━━━ Stored rows
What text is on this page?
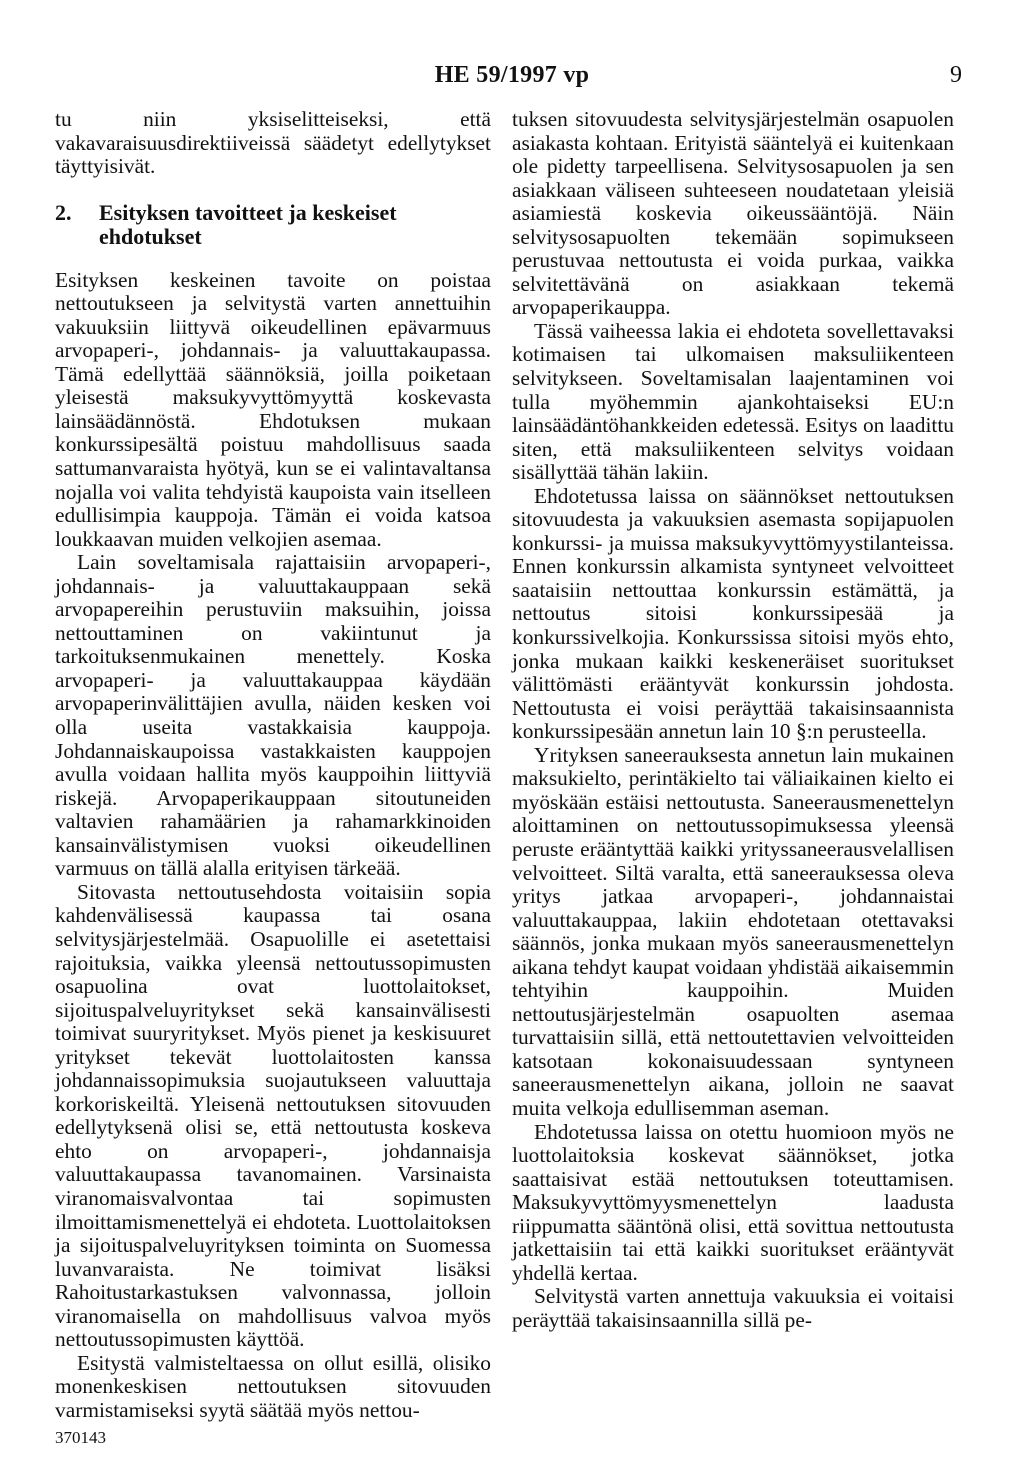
HE 59/1997 vp	9

tu niin yksiselitteiseksi, että vakavaraisuusdirektiiveissä säädetyt edellytykset täyttyisivät.

2.	Esityksen tavoitteet ja keskeiset ehdotukset

Esityksen keskeinen tavoite on poistaa nettoutukseen ja selvitystä varten annettuihin vakuuksiin liittyvä oikeudellinen epävarmuus arvopaperi-, johdannais- ja valuuttakaupassa. Tämä edellyttää säännöksiä, joilla poiketaan yleisestä maksukyvyttömyyttä koskevasta lainsäädännöstä. Ehdotuksen mukaan konkurssipesältä poistuu mahdollisuus saada sattumanvaraista hyötyä, kun se ei valintavaltansa nojalla voi valita tehdyistä kaupoista vain itselleen edullisimpia kauppoja. Tämän ei voida katsoa loukkaavan muiden velkojien asemaa.

Lain soveltamisala rajattaisiin arvopaperi-, johdannais- ja valuuttakauppaan sekä arvopapereihin perustuviin maksuihin, joissa nettouttaminen on vakiintunut ja tarkoituksenmukainen menettely. Koska arvopaperi- ja valuuttakauppaa käydään arvopaperinvälittäjien avulla, näiden kesken voi olla useita vastakkaisia kauppoja. Johdannaiskaupoissa vastakkaisten kauppojen avulla voidaan hallita myös kauppoihin liittyviä riskejä. Arvopaperikauppaan sitoutuneiden valtavien rahamäärien ja rahamarkkinoiden kansainvälistymisen vuoksi oikeudellinen varmuus on tällä alalla erityisen tärkeää.

Sitovasta nettoutusehdosta voitaisiin sopia kahdenvälisessä kaupassa tai osana selvitysjärjestelmää. Osapuolille ei asetettaisi rajoituksia, vaikka yleensä nettoutussopimusten osapuolina ovat luottolaitokset, sijoituspalveluyritykset sekä kansainvälisesti toimivat suuryritykset. Myös pienet ja keskisuuret yritykset tekevät luottolaitosten kanssa johdannaissopimuksia suojautukseen valuuttaja korkoriskeiltä. Yleisenä nettoutuksen sitovuuden edellytyksenä olisi se, että nettoutusta koskeva ehto on arvopaperi-, johdannaisja valuuttakaupassa tavanomainen. Varsinaista viranomaisvalvontaa tai sopimusten ilmoittamismenettelyä ei ehdoteta. Luottolaitoksen ja sijoituspalveluyrityksen toiminta on Suomessa luvanvaraista. Ne toimivat lisäksi Rahoitustarkastuksen valvonnassa, jolloin viranomaisella on mahdollisuus valvoa myös nettoutussopimusten käyttöä.

Esitystä valmisteltaessa on ollut esillä, olisiko monenkeskisen nettoutuksen sitovuuden varmistamiseksi syytä säätää myös nettou-

tuksen sitovuudesta selvitysjärjestelmän osapuolen asiakasta kohtaan. Erityistä sääntelyä ei kuitenkaan ole pidetty tarpeellisena. Selvitysosapuolen ja sen asiakkaan väliseen suhteeseen noudatetaan yleisiä asiamiestä koskevia oikeussääntöjä. Näin selvitysosapuolten tekemään sopimukseen perustuvaa nettoutusta ei voida purkaa, vaikka selvitettävänä on asiakkaan tekemä arvopaperikauppa.

Tässä vaiheessa lakia ei ehdoteta sovellettavaksi kotimaisen tai ulkomaisen maksuliikenteen selvitykseen. Soveltamisalan laajentaminen voi tulla myöhemmin ajankohtaiseksi EU:n lainsäädäntöhankkeiden edetessä. Esitys on laadittu siten, että maksuliikenteen selvitys voidaan sisällyttää tähän lakiin.

Ehdotetussa laissa on säännökset nettoutuksen sitovuudesta ja vakuuksien asemasta sopijapuolen konkurssi- ja muissa maksukyvyttömyystilanteissa. Ennen konkurssin alkamista syntyneet velvoitteet saataisiin nettouttaa konkurssin estämättä, ja nettoutus sitoisi konkurssipesää ja konkurssivelkojia. Konkurssissa sitoisi myös ehto, jonka mukaan kaikki keskeneräiset suoritukset välittömästi erääntyvät konkurssin johdosta. Nettoutusta ei voisi peräyttää takaisinsaannista konkurssipesään annetun lain 10 §:n perusteella.

Yrityksen saneerauksesta annetun lain mukainen maksukielto, perintäkielto tai väliaikainen kielto ei myöskään estäisi nettoutusta. Saneerausmenettelyn aloittaminen on nettoutussopimuksessa yleensä peruste erääntyttää kaikki yrityssaneerausvelallisen velvoitteet. Siltä varalta, että saneerauksessa oleva yritys jatkaa arvopaperi-, johdannaistai valuuttakauppaa, lakiin ehdotetaan otettavaksi säännös, jonka mukaan myös saneerausmenettelyn aikana tehdyt kaupat voidaan yhdistää aikaisemmin tehtyihin kauppoihin. Muiden nettoutusjärjestelmän osapuolten asemaa turvattaisiin sillä, että nettoutettavien velvoitteiden katsotaan kokonaisuudessaan syntyneen saneerausmenettelyn aikana, jolloin ne saavat muita velkoja edullisemman aseman.

Ehdotetussa laissa on otettu huomioon myös ne luottolaitoksia koskevat säännökset, jotka saattaisivat estää nettoutuksen toteuttamisen. Maksukyvyttömyysmenettelyn laadusta riippumatta sääntönä olisi, että sovittua nettoutusta jatkettaisiin tai että kaikki suoritukset erääntyvät yhdellä kertaa.

Selvitystä varten annettuja vakuuksia ei voitaisi peräyttää takaisinsaannilla sillä pe-

370143
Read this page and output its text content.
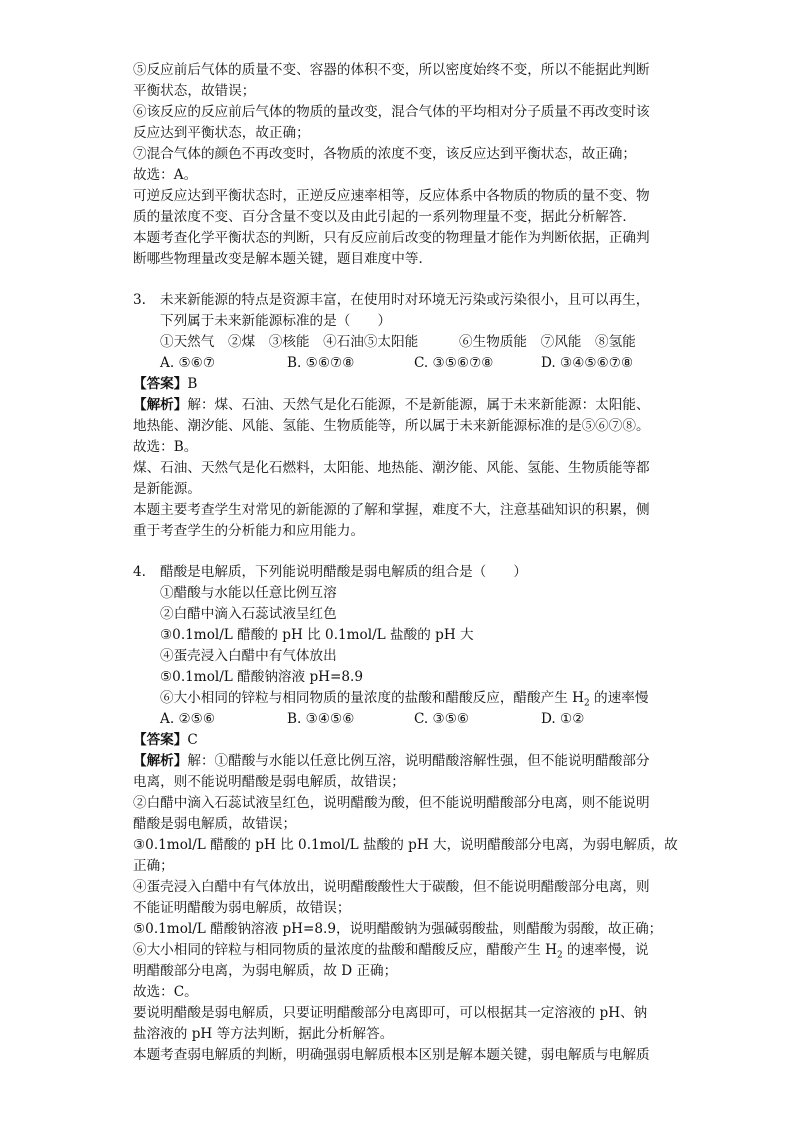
⑤反应前后气体的质量不变、容器的体积不变，所以密度始终不变，所以不能据此判断
平衡状态，故错误；
⑥该反应的反应前后气体的物质的量改变，混合气体的平均相对分子质量不再改变时该
反应达到平衡状态，故正确；
⑦混合气体的颜色不再改变时，各物质的浓度不变，该反应达到平衡状态，故正确；
故选：A。
可逆反应达到平衡状态时，正逆反应速率相等，反应体系中各物质的物质的量不变、物
质的量浓度不变、百分含量不变以及由此引起的一系列物理量不变，据此分析解答．
本题考查化学平衡状态的判断，只有反应前后改变的物理量才能作为判断依据，正确判
断哪些物理量改变是解本题关键，题目难度中等．
3. 未来新能源的特点是资源丰富，在使用时对环境无污染或污染很小，且可以再生，
下列属于未来新能源标准的是（　　）
①天然气　②煤　③核能　④石油⑤太阳能　　　⑥生物质能　⑦风能　⑧氢能
A. ⑤⑥⑦	B. ⑤⑥⑦⑧	C. ③⑤⑥⑦⑧	D. ③④⑤⑥⑦⑧
【答案】B
【解析】解：煤、石油、天然气是化石能源，不是新能源，属于未来新能源：太阳能、
地热能、潮汐能、风能、氢能、生物质能等，所以属于未来新能源标准的是⑤⑥⑦⑧。
故选：B。
煤、石油、天然气是化石燃料，太阳能、地热能、潮汐能、风能、氢能、生物质能等都
是新能源。
本题主要考查学生对常见的新能源的了解和掌握，难度不大，注意基础知识的积累，侧
重于考查学生的分析能力和应用能力。
4. 醋酸是电解质，下列能说明醋酸是弱电解质的组合是（　　）
①醋酸与水能以任意比例互溶
②白醋中滴入石蕊试液呈红色
③0.1mol/L 醋酸的 pH 比 0.1mol/L 盐酸的 pH 大
④蛋壳浸入白醋中有气体放出
⑤0.1mol/L 醋酸钠溶液 pH=8.9
⑥大小相同的锌粒与相同物质的量浓度的盐酸和醋酸反应，醋酸产生 $H_2$ 的速率慢
A. ②⑤⑥	B. ③④⑤⑥	C. ③⑤⑥	D. ①②
【答案】C
【解析】解：①醋酸与水能以任意比例互溶，说明醋酸溶解性强，但不能说明醋酸部分
电离，则不能说明醋酸是弱电解质，故错误；
②白醋中滴入石蕊试液呈红色，说明醋酸为酸，但不能说明醋酸部分电离，则不能说明
醋酸是弱电解质，故错误；
③0.1mol/L 醋酸的 pH 比 0.1mol/L 盐酸的 pH 大，说明醋酸部分电离，为弱电解质，故
正确；
④蛋壳浸入白醋中有气体放出，说明醋酸酸性大于碳酸，但不能说明醋酸部分电离，则
不能证明醋酸为弱电解质，故错误；
⑤0.1mol/L 醋酸钠溶液 pH=8.9，说明醋酸钠为强碱弱酸盐，则醋酸为弱酸，故正确；
⑥大小相同的锌粒与相同物质的量浓度的盐酸和醋酸反应，醋酸产生 $H_2$ 的速率慢，说
明醋酸部分电离，为弱电解质，故 D 正确；
故选：C。
要说明醋酸是弱电解质，只要证明醋酸部分电离即可，可以根据其一定溶液的 pH、钠
盐溶液的 pH 等方法判断，据此分析解答。
本题考查弱电解质的判断，明确强弱电解质根本区别是解本题关键，弱电解质与电解质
━━━━━━
* **Stated exercise**:
Pick out all lines containing the string "醋酸钠溶液".

* **Task result**:
⑤0.1mol/L 醋酸钠溶液 pH=8.9
⑤0.1mol/L 醋酸钠溶液 pH=8.9，说明醋酸钠为强碱弱酸盐，则醋酸为弱酸，故正确；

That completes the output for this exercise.